On Sun, 19 Mar 2023 04:28:02 +0100
"Carlos E. R."
On 2023-03-19 02:25, Neil Rickert wrote:
Your UEFI BIOS probably did that.
No.
Then it would happened every day for years. It started to happen today, after an openSUSE update.
Perhaps it did happen every time, but you didn't notice. When that happens, "fallback.efi" is supposed to kick in to fix it. And you might not have noticed that this was going on. May I suggest that you disable secure-boot in your BIOS until you get this working. OpenSUSE 15.2 uses secure-boot signature from the openSUSE CA, while 15.3 and 15.4 use signatures from the SUSE CA. So there could be an incompatibility there. This is supposed to be handled by enrolling a certificate. But that may have failed because you did not have "MokManager.efi" in the directory used for our Boot0003.

• _Data for review_:
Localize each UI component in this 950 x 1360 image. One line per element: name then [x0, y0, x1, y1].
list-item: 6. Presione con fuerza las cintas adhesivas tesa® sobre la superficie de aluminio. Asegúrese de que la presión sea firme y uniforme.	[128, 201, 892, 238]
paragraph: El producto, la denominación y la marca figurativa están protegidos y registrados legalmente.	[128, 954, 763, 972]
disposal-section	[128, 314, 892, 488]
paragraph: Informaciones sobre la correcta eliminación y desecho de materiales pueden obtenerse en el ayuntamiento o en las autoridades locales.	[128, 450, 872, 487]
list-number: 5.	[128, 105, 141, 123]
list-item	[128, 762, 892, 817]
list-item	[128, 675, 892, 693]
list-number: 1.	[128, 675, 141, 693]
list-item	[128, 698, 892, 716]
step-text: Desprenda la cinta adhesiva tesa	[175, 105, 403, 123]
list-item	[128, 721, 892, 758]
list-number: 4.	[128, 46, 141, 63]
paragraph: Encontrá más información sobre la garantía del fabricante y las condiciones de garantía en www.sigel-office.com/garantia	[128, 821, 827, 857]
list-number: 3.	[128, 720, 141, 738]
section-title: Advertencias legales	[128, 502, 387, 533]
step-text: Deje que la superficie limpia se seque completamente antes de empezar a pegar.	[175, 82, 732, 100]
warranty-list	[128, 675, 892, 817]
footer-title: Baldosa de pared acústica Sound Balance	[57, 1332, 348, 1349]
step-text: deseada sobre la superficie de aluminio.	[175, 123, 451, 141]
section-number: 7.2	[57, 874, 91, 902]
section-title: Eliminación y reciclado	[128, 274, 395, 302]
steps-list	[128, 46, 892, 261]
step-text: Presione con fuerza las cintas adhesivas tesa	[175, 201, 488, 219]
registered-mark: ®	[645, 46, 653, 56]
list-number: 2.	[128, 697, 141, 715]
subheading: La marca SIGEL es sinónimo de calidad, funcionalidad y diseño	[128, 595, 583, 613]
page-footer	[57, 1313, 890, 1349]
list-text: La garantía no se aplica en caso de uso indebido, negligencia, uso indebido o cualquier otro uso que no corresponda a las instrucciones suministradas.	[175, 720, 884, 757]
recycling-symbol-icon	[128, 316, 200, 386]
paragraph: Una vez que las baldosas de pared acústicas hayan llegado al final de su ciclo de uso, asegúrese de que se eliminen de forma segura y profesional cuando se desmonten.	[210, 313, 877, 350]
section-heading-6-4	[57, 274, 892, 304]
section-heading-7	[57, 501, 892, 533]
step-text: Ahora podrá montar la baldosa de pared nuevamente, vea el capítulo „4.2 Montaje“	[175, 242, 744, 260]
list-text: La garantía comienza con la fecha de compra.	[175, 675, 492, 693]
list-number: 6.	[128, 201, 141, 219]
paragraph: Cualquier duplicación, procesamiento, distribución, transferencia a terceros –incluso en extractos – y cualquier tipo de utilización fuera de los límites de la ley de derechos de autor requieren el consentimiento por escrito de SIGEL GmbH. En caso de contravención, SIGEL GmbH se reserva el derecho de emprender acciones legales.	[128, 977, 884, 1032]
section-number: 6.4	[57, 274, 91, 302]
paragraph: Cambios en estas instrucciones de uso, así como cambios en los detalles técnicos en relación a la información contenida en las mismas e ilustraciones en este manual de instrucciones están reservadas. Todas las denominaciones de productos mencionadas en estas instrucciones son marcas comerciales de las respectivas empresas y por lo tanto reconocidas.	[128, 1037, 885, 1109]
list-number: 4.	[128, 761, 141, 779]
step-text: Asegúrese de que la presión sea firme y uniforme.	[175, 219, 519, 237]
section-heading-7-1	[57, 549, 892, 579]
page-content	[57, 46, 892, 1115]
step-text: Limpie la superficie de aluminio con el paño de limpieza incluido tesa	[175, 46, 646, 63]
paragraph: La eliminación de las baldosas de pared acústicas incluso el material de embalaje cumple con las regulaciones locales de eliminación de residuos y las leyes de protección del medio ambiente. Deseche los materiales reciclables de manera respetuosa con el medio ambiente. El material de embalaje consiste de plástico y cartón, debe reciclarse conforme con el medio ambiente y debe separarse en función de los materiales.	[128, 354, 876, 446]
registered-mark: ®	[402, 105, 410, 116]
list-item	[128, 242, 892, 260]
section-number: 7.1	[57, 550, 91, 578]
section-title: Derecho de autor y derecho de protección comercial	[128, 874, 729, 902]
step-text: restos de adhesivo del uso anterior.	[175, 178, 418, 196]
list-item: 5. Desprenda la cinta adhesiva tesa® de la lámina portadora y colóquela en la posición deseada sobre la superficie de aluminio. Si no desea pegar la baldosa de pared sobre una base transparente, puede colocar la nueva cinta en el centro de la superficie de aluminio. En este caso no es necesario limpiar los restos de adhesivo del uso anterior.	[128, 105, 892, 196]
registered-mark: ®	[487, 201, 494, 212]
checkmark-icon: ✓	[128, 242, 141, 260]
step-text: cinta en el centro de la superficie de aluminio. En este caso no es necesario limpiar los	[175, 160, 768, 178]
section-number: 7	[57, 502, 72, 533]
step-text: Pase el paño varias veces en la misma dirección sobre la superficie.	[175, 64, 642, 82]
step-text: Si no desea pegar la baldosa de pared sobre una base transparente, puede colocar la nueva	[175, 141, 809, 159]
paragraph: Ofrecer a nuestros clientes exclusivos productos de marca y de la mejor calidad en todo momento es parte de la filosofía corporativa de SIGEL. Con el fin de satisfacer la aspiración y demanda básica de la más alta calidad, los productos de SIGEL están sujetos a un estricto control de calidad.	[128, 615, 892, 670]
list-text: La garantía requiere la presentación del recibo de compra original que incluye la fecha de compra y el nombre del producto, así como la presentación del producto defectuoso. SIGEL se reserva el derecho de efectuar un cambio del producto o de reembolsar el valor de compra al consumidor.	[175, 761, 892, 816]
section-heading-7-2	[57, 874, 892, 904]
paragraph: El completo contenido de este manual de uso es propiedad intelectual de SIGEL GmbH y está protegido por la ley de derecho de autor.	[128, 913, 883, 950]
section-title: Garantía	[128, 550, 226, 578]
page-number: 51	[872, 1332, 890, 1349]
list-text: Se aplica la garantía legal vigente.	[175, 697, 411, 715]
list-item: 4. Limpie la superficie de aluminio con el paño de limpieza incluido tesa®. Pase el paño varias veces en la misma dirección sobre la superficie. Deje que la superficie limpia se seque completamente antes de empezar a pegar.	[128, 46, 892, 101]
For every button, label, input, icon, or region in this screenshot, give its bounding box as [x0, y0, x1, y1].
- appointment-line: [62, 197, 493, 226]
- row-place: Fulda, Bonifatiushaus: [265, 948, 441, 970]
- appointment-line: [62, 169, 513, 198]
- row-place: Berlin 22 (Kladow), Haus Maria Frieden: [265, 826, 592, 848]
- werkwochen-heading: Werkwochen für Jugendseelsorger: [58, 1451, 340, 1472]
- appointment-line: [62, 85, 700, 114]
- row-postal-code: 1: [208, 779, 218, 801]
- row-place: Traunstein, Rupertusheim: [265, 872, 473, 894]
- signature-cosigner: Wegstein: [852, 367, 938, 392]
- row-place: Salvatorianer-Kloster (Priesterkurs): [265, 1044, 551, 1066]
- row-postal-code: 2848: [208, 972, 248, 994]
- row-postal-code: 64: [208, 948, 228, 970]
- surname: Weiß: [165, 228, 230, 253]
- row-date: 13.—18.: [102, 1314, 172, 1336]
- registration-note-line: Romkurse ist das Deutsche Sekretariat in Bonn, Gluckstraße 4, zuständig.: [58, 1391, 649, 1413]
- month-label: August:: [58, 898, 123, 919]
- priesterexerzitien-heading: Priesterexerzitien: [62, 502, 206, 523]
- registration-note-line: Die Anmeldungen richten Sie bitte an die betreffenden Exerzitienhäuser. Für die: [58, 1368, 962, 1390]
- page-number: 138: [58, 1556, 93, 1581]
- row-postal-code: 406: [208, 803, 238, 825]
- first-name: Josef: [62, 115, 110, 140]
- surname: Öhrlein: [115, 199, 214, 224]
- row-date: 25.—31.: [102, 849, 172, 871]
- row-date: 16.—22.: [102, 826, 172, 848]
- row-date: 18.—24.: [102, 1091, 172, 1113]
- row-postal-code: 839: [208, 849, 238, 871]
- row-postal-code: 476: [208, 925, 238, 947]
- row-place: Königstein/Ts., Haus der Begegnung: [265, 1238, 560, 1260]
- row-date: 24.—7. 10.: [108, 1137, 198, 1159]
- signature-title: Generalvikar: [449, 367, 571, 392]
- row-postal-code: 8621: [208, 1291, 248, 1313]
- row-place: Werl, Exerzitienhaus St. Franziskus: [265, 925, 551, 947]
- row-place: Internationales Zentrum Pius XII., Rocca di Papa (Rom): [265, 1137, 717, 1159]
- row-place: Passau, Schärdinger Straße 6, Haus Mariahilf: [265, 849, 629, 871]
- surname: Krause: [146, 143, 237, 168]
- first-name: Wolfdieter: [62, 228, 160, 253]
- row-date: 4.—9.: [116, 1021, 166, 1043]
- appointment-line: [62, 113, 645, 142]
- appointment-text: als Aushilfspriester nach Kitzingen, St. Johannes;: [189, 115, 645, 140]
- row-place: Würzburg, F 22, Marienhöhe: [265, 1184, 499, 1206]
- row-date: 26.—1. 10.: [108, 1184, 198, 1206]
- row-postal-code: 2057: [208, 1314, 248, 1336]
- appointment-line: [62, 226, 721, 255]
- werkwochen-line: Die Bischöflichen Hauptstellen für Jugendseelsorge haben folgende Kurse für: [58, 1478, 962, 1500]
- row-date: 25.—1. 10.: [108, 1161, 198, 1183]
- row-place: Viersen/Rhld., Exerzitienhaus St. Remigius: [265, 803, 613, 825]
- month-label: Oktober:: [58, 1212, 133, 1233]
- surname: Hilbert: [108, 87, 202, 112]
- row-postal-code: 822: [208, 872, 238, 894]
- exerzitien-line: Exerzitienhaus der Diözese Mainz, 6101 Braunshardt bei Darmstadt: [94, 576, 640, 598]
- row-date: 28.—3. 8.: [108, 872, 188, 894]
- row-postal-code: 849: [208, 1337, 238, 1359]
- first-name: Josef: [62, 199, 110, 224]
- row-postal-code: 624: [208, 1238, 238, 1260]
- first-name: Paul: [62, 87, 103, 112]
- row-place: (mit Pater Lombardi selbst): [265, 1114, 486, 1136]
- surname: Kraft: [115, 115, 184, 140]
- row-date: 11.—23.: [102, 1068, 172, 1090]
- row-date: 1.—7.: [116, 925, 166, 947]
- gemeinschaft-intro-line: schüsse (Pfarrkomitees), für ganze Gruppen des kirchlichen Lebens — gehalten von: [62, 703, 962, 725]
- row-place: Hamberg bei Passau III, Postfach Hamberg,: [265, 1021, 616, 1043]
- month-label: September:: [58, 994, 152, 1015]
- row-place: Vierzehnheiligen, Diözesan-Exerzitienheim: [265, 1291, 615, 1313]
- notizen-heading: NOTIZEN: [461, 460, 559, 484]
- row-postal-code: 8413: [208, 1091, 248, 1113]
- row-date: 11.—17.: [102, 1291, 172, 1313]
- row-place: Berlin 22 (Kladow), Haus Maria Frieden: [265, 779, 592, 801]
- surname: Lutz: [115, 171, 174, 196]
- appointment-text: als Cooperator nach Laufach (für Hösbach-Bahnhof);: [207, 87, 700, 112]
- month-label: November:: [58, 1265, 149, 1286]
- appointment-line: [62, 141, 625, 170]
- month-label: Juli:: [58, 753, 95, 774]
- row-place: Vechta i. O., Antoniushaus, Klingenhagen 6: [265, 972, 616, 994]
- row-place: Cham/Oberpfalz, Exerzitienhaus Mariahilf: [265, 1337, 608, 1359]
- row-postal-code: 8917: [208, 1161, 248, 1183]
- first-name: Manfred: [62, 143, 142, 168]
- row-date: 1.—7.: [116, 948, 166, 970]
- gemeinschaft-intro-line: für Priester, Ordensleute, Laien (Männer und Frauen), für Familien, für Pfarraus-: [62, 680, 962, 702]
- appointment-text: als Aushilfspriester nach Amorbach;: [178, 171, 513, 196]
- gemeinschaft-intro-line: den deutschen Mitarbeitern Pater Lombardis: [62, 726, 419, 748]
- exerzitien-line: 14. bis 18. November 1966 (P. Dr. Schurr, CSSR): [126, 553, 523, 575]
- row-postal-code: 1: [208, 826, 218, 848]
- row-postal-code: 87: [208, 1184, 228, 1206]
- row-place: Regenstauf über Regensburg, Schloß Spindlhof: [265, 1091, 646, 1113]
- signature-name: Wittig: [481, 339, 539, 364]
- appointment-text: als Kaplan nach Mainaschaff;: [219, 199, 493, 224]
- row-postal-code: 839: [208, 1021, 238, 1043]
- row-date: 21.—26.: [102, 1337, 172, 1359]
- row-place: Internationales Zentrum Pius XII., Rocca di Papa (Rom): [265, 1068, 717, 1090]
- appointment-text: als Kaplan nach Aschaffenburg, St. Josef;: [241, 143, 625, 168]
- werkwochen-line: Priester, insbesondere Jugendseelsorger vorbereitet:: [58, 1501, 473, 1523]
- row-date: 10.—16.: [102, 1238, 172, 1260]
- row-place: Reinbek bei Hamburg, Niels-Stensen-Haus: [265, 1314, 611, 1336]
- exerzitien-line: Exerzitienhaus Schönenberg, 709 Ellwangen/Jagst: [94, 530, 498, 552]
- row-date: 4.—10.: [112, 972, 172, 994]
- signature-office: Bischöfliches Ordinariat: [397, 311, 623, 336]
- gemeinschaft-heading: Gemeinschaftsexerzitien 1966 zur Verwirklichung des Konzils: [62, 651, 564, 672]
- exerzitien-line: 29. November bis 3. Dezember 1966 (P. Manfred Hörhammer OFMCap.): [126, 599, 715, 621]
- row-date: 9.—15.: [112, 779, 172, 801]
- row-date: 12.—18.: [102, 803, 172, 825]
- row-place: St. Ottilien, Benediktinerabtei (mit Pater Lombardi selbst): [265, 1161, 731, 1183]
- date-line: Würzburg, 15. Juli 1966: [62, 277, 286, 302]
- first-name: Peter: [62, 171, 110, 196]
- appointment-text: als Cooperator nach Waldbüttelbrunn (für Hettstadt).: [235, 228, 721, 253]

• _Work instruction_: Rewrite the passage of the boot discussion from "On 2023-03-19 02:25, Neil" up to and including "for our Boot0003.", substituting "Secure Boot" for every occurrence of "secure-boot".

• _Response for this exercise_:
On 2023-03-19 02:25, Neil Rickert wrote:
Your UEFI BIOS probably did that.
No.
Then it would happened every day for years. It started to happen today, after an openSUSE update.
Perhaps it did happen every time, but you didn't notice. When that happens, "fallback.efi" is supposed to kick in to fix it. And you might not have noticed that this was going on. May I suggest that you disable Secure Boot in your BIOS until you get this working. OpenSUSE 15.2 uses Secure Boot signature from the openSUSE CA, while 15.3 and 15.4 use signatures from the SUSE CA. So there could be an incompatibility there. This is supposed to be handled by enrolling a certificate. But that may have failed because you did not have "MokManager.efi" in the directory used for our Boot0003.